Task objective:
Copy the data below exactly.

Exercise material:
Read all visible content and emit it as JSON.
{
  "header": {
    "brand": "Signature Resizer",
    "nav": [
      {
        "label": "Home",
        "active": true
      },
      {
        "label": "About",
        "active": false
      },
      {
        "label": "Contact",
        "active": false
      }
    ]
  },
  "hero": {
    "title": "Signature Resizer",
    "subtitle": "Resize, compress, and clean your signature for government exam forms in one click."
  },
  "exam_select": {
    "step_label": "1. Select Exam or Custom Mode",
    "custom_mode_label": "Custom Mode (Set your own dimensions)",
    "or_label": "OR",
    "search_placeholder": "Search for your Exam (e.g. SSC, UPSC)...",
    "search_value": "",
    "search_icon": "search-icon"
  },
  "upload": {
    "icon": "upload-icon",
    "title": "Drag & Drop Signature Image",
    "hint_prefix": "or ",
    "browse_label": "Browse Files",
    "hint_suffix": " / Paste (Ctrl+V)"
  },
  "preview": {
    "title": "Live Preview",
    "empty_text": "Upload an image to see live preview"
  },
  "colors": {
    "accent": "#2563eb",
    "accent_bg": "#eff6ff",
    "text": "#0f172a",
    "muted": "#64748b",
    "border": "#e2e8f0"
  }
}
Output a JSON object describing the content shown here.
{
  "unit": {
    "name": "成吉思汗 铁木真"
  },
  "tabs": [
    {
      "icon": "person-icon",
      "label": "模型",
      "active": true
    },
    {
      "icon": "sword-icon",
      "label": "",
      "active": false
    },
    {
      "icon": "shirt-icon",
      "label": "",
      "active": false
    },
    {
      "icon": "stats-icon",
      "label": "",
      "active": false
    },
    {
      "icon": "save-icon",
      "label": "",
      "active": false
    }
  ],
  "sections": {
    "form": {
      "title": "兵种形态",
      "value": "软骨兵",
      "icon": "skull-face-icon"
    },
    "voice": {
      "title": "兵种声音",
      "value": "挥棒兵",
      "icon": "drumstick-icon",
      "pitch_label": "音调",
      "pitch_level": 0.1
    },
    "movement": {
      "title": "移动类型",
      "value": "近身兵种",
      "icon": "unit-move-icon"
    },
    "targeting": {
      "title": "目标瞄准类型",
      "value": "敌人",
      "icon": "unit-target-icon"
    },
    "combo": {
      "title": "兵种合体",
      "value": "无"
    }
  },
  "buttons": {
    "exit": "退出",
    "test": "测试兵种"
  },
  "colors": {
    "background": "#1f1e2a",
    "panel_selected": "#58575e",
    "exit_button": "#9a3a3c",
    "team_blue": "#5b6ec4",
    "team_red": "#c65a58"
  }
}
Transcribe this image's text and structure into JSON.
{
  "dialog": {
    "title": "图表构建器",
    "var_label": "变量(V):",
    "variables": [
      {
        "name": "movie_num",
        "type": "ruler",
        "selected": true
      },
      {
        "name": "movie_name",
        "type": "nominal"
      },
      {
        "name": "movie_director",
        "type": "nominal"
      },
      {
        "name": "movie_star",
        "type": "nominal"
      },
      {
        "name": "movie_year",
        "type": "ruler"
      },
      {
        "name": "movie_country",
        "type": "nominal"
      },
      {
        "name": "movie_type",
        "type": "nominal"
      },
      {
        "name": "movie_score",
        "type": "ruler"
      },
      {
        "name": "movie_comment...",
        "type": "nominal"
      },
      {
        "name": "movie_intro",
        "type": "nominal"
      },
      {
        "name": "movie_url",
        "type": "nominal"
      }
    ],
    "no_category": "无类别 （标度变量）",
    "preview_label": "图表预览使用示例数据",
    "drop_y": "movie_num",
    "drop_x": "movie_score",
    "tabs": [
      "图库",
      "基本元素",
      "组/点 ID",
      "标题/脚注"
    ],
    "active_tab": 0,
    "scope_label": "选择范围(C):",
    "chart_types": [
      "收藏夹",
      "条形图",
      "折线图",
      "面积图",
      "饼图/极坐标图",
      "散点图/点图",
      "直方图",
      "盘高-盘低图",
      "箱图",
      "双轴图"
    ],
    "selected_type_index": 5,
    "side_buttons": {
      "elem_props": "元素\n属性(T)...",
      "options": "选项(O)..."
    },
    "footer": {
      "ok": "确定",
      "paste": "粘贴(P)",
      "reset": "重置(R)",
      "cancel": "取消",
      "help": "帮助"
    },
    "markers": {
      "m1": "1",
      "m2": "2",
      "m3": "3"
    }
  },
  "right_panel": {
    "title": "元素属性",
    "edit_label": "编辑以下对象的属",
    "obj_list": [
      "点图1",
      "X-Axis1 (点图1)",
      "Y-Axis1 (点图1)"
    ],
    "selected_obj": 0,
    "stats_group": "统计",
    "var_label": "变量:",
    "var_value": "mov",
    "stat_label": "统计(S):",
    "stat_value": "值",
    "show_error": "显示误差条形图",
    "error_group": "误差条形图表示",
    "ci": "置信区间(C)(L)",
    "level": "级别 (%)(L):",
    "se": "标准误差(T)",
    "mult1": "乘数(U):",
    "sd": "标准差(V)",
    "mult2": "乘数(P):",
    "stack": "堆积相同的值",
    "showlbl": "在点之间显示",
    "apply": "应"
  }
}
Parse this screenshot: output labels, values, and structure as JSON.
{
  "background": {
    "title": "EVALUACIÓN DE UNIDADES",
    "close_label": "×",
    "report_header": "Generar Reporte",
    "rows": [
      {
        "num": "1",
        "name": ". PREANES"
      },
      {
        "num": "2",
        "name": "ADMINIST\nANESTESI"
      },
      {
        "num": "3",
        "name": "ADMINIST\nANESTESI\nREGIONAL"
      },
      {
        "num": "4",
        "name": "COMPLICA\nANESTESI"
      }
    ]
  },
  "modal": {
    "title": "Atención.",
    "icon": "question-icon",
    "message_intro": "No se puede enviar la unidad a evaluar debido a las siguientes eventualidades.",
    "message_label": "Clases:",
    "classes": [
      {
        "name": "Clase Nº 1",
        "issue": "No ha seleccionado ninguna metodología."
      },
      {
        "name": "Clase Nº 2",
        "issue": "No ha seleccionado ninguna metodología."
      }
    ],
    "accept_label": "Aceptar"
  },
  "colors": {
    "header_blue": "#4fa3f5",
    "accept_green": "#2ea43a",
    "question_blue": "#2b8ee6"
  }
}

Reply to the task:
Read all visible content and emit it as JSON.
{
  "header": {
    "brand": "Signature Resizer",
    "nav": [
      {
        "label": "Home",
        "active": true
      },
      {
        "label": "About",
        "active": false
      },
      {
        "label": "Contact",
        "active": false
      }
    ]
  },
  "hero": {
    "title": "Signature Resizer",
    "subtitle": "Resize, compress, and clean your signature for government exam forms in one click."
  },
  "exam_select": {
    "step_label": "1. Select Exam or Custom Mode",
    "custom_mode_label": "Custom Mode (Set your own dimensions)",
    "or_label": "OR",
    "search_placeholder": "Search for your Exam (e.g. SSC, UPSC)...",
    "search_value": "",
    "search_icon": "search-icon"
  },
  "upload": {
    "icon": "upload-icon",
    "title": "Drag & Drop Signature Image",
    "hint_prefix": "or ",
    "browse_label": "Browse Files",
    "hint_suffix": " / Paste (Ctrl+V)"
  },
  "preview": {
    "title": "Live Preview",
    "empty_text": "Upload an image to see live preview"
  },
  "colors": {
    "accent": "#2563eb",
    "accent_bg": "#eff6ff",
    "text": "#0f172a",
    "muted": "#64748b",
    "border": "#e2e8f0"
  }
}
Output a JSON object describing the content shown here.
{
  "unit": {
    "name": "成吉思汗 铁木真"
  },
  "tabs": [
    {
      "icon": "person-icon",
      "label": "模型",
      "active": true
    },
    {
      "icon": "sword-icon",
      "label": "",
      "active": false
    },
    {
      "icon": "shirt-icon",
      "label": "",
      "active": false
    },
    {
      "icon": "stats-icon",
      "label": "",
      "active": false
    },
    {
      "icon": "save-icon",
      "label": "",
      "active": false
    }
  ],
  "sections": {
    "form": {
      "title": "兵种形态",
      "value": "软骨兵",
      "icon": "skull-face-icon"
    },
    "voice": {
      "title": "兵种声音",
      "value": "挥棒兵",
      "icon": "drumstick-icon",
      "pitch_label": "音调",
      "pitch_level": 0.1
    },
    "movement": {
      "title": "移动类型",
      "value": "近身兵种",
      "icon": "unit-move-icon"
    },
    "targeting": {
      "title": "目标瞄准类型",
      "value": "敌人",
      "icon": "unit-target-icon"
    },
    "combo": {
      "title": "兵种合体",
      "value": "无"
    }
  },
  "buttons": {
    "exit": "退出",
    "test": "测试兵种"
  },
  "colors": {
    "background": "#1f1e2a",
    "panel_selected": "#58575e",
    "exit_button": "#9a3a3c",
    "team_blue": "#5b6ec4",
    "team_red": "#c65a58"
  }
}
Transcribe this image's text and structure into JSON.
{
  "dialog": {
    "title": "图表构建器",
    "var_label": "变量(V):",
    "variables": [
      {
        "name": "movie_num",
        "type": "ruler",
        "selected": true
      },
      {
        "name": "movie_name",
        "type": "nominal"
      },
      {
        "name": "movie_director",
        "type": "nominal"
      },
      {
        "name": "movie_star",
        "type": "nominal"
      },
      {
        "name": "movie_year",
        "type": "ruler"
      },
      {
        "name": "movie_country",
        "type": "nominal"
      },
      {
        "name": "movie_type",
        "type": "nominal"
      },
      {
        "name": "movie_score",
        "type": "ruler"
      },
      {
        "name": "movie_comment...",
        "type": "nominal"
      },
      {
        "name": "movie_intro",
        "type": "nominal"
      },
      {
        "name": "movie_url",
        "type": "nominal"
      }
    ],
    "no_category": "无类别 （标度变量）",
    "preview_label": "图表预览使用示例数据",
    "drop_y": "movie_num",
    "drop_x": "movie_score",
    "tabs": [
      "图库",
      "基本元素",
      "组/点 ID",
      "标题/脚注"
    ],
    "active_tab": 0,
    "scope_label": "选择范围(C):",
    "chart_types": [
      "收藏夹",
      "条形图",
      "折线图",
      "面积图",
      "饼图/极坐标图",
      "散点图/点图",
      "直方图",
      "盘高-盘低图",
      "箱图",
      "双轴图"
    ],
    "selected_type_index": 5,
    "side_buttons": {
      "elem_props": "元素\n属性(T)...",
      "options": "选项(O)..."
    },
    "footer": {
      "ok": "确定",
      "paste": "粘贴(P)",
      "reset": "重置(R)",
      "cancel": "取消",
      "help": "帮助"
    },
    "markers": {
      "m1": "1",
      "m2": "2",
      "m3": "3"
    }
  },
  "right_panel": {
    "title": "元素属性",
    "edit_label": "编辑以下对象的属",
    "obj_list": [
      "点图1",
      "X-Axis1 (点图1)",
      "Y-Axis1 (点图1)"
    ],
    "selected_obj": 0,
    "stats_group": "统计",
    "var_label": "变量:",
    "var_value": "mov",
    "stat_label": "统计(S):",
    "stat_value": "值",
    "show_error": "显示误差条形图",
    "error_group": "误差条形图表示",
    "ci": "置信区间(C)(L)",
    "level": "级别 (%)(L):",
    "se": "标准误差(T)",
    "mult1": "乘数(U):",
    "sd": "标准差(V)",
    "mult2": "乘数(P):",
    "stack": "堆积相同的值",
    "showlbl": "在点之间显示",
    "apply": "应"
  }
}
Parse this screenshot: output labels, values, and structure as JSON.
{
  "background": {
    "title": "EVALUACIÓN DE UNIDADES",
    "close_label": "×",
    "report_header": "Generar Reporte",
    "rows": [
      {
        "num": "1",
        "name": ". PREANES"
      },
      {
        "num": "2",
        "name": "ADMINIST\nANESTESI"
      },
      {
        "num": "3",
        "name": "ADMINIST\nANESTESI\nREGIONAL"
      },
      {
        "num": "4",
        "name": "COMPLICA\nANESTESI"
      }
    ]
  },
  "modal": {
    "title": "Atención.",
    "icon": "question-icon",
    "message_intro": "No se puede enviar la unidad a evaluar debido a las siguientes eventualidades.",
    "message_label": "Clases:",
    "classes": [
      {
        "name": "Clase Nº 1",
        "issue": "No ha seleccionado ninguna metodología."
      },
      {
        "name": "Clase Nº 2",
        "issue": "No ha seleccionado ninguna metodología."
      }
    ],
    "accept_label": "Aceptar"
  },
  "colors": {
    "header_blue": "#4fa3f5",
    "accept_green": "#2ea43a",
    "question_blue": "#2b8ee6"
  }
}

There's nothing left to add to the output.